Instruction: Make an exact copy of the records, with the images left out.

Data excerpts:

-- begin --

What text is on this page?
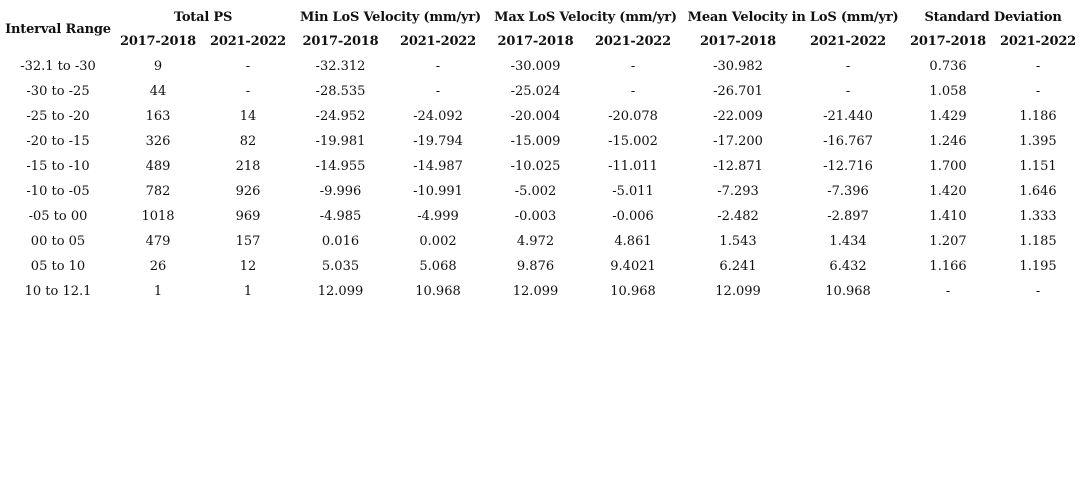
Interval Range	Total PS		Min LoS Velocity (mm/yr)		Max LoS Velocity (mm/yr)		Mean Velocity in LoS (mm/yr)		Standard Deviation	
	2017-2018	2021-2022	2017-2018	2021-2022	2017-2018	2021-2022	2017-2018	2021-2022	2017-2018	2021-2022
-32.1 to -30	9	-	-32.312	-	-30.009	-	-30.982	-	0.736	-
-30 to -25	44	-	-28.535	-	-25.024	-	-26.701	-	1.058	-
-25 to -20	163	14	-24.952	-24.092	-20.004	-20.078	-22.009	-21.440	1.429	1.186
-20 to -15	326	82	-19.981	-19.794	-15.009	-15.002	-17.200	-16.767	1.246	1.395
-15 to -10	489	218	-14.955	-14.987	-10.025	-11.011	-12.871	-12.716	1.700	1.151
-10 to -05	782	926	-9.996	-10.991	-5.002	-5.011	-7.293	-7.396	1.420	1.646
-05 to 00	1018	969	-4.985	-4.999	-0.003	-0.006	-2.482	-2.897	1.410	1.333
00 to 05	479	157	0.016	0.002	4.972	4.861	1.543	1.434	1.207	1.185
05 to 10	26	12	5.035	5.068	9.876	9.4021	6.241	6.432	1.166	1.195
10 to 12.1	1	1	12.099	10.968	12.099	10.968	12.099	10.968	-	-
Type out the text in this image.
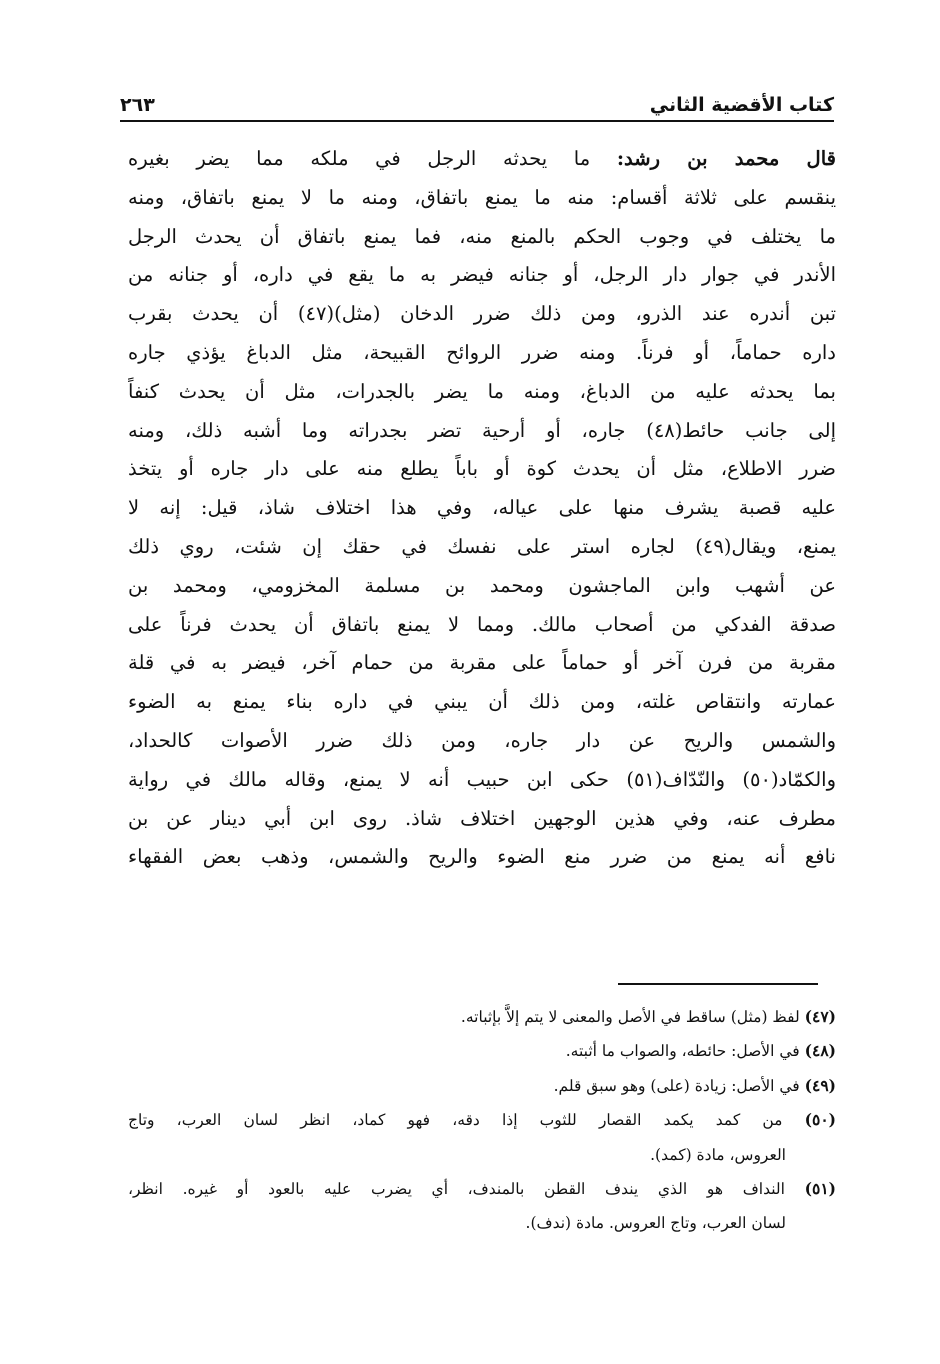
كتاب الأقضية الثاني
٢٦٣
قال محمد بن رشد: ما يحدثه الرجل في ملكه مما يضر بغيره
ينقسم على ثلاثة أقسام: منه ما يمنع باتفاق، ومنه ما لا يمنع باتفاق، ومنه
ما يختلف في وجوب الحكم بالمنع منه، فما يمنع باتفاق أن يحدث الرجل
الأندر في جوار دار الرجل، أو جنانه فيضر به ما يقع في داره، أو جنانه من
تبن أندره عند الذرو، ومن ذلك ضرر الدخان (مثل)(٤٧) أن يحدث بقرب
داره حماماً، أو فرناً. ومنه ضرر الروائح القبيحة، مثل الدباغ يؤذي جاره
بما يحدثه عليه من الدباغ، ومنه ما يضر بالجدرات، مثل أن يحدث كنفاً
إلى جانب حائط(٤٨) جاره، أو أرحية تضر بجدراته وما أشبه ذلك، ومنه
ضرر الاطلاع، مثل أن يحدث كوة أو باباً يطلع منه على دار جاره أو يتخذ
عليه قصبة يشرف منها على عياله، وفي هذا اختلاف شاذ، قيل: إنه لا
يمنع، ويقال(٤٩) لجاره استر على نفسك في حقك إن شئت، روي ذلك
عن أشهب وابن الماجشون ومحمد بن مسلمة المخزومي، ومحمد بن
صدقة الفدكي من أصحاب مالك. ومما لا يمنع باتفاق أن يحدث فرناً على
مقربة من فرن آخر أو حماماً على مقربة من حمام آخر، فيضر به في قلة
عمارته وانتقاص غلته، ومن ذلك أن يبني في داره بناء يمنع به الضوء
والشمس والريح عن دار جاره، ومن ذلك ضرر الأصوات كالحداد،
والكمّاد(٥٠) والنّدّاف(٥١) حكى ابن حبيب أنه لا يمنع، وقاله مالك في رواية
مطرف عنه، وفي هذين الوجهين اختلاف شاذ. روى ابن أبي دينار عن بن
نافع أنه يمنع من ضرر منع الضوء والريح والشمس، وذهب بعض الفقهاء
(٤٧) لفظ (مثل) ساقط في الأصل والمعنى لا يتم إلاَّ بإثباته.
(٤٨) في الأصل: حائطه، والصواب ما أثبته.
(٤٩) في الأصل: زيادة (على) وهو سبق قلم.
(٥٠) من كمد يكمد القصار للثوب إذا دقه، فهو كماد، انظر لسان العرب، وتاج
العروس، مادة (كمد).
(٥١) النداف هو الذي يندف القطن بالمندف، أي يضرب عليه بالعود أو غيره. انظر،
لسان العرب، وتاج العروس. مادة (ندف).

-- end --

Finished task:
What text is on this page?
Interval Range	Total PS		Min LoS Velocity (mm/yr)		Max LoS Velocity (mm/yr)		Mean Velocity in LoS (mm/yr)		Standard Deviation	
	2017-2018	2021-2022	2017-2018	2021-2022	2017-2018	2021-2022	2017-2018	2021-2022	2017-2018	2021-2022
-32.1 to -30	9	-	-32.312	-	-30.009	-	-30.982	-	0.736	-
-30 to -25	44	-	-28.535	-	-25.024	-	-26.701	-	1.058	-
-25 to -20	163	14	-24.952	-24.092	-20.004	-20.078	-22.009	-21.440	1.429	1.186
-20 to -15	326	82	-19.981	-19.794	-15.009	-15.002	-17.200	-16.767	1.246	1.395
-15 to -10	489	218	-14.955	-14.987	-10.025	-11.011	-12.871	-12.716	1.700	1.151
-10 to -05	782	926	-9.996	-10.991	-5.002	-5.011	-7.293	-7.396	1.420	1.646
-05 to 00	1018	969	-4.985	-4.999	-0.003	-0.006	-2.482	-2.897	1.410	1.333
00 to 05	479	157	0.016	0.002	4.972	4.861	1.543	1.434	1.207	1.185
05 to 10	26	12	5.035	5.068	9.876	9.4021	6.241	6.432	1.166	1.195
10 to 12.1	1	1	12.099	10.968	12.099	10.968	12.099	10.968	-	-
Type out the text in this image.
كتاب الأقضية الثاني
٢٦٣
قال محمد بن رشد: ما يحدثه الرجل في ملكه مما يضر بغيره
ينقسم على ثلاثة أقسام: منه ما يمنع باتفاق، ومنه ما لا يمنع باتفاق، ومنه
ما يختلف في وجوب الحكم بالمنع منه، فما يمنع باتفاق أن يحدث الرجل
الأندر في جوار دار الرجل، أو جنانه فيضر به ما يقع في داره، أو جنانه من
تبن أندره عند الذرو، ومن ذلك ضرر الدخان (مثل)(٤٧) أن يحدث بقرب
داره حماماً، أو فرناً. ومنه ضرر الروائح القبيحة، مثل الدباغ يؤذي جاره
بما يحدثه عليه من الدباغ، ومنه ما يضر بالجدرات، مثل أن يحدث كنفاً
إلى جانب حائط(٤٨) جاره، أو أرحية تضر بجدراته وما أشبه ذلك، ومنه
ضرر الاطلاع، مثل أن يحدث كوة أو باباً يطلع منه على دار جاره أو يتخذ
عليه قصبة يشرف منها على عياله، وفي هذا اختلاف شاذ، قيل: إنه لا
يمنع، ويقال(٤٩) لجاره استر على نفسك في حقك إن شئت، روي ذلك
عن أشهب وابن الماجشون ومحمد بن مسلمة المخزومي، ومحمد بن
صدقة الفدكي من أصحاب مالك. ومما لا يمنع باتفاق أن يحدث فرناً على
مقربة من فرن آخر أو حماماً على مقربة من حمام آخر، فيضر به في قلة
عمارته وانتقاص غلته، ومن ذلك أن يبني في داره بناء يمنع به الضوء
والشمس والريح عن دار جاره، ومن ذلك ضرر الأصوات كالحداد،
والكمّاد(٥٠) والنّدّاف(٥١) حكى ابن حبيب أنه لا يمنع، وقاله مالك في رواية
مطرف عنه، وفي هذين الوجهين اختلاف شاذ. روى ابن أبي دينار عن بن
نافع أنه يمنع من ضرر منع الضوء والريح والشمس، وذهب بعض الفقهاء
(٤٧) لفظ (مثل) ساقط في الأصل والمعنى لا يتم إلاَّ بإثباته.
(٤٨) في الأصل: حائطه، والصواب ما أثبته.
(٤٩) في الأصل: زيادة (على) وهو سبق قلم.
(٥٠) من كمد يكمد القصار للثوب إذا دقه، فهو كماد، انظر لسان العرب، وتاج
العروس، مادة (كمد).
(٥١) النداف هو الذي يندف القطن بالمندف، أي يضرب عليه بالعود أو غيره. انظر،
لسان العرب، وتاج العروس. مادة (ندف).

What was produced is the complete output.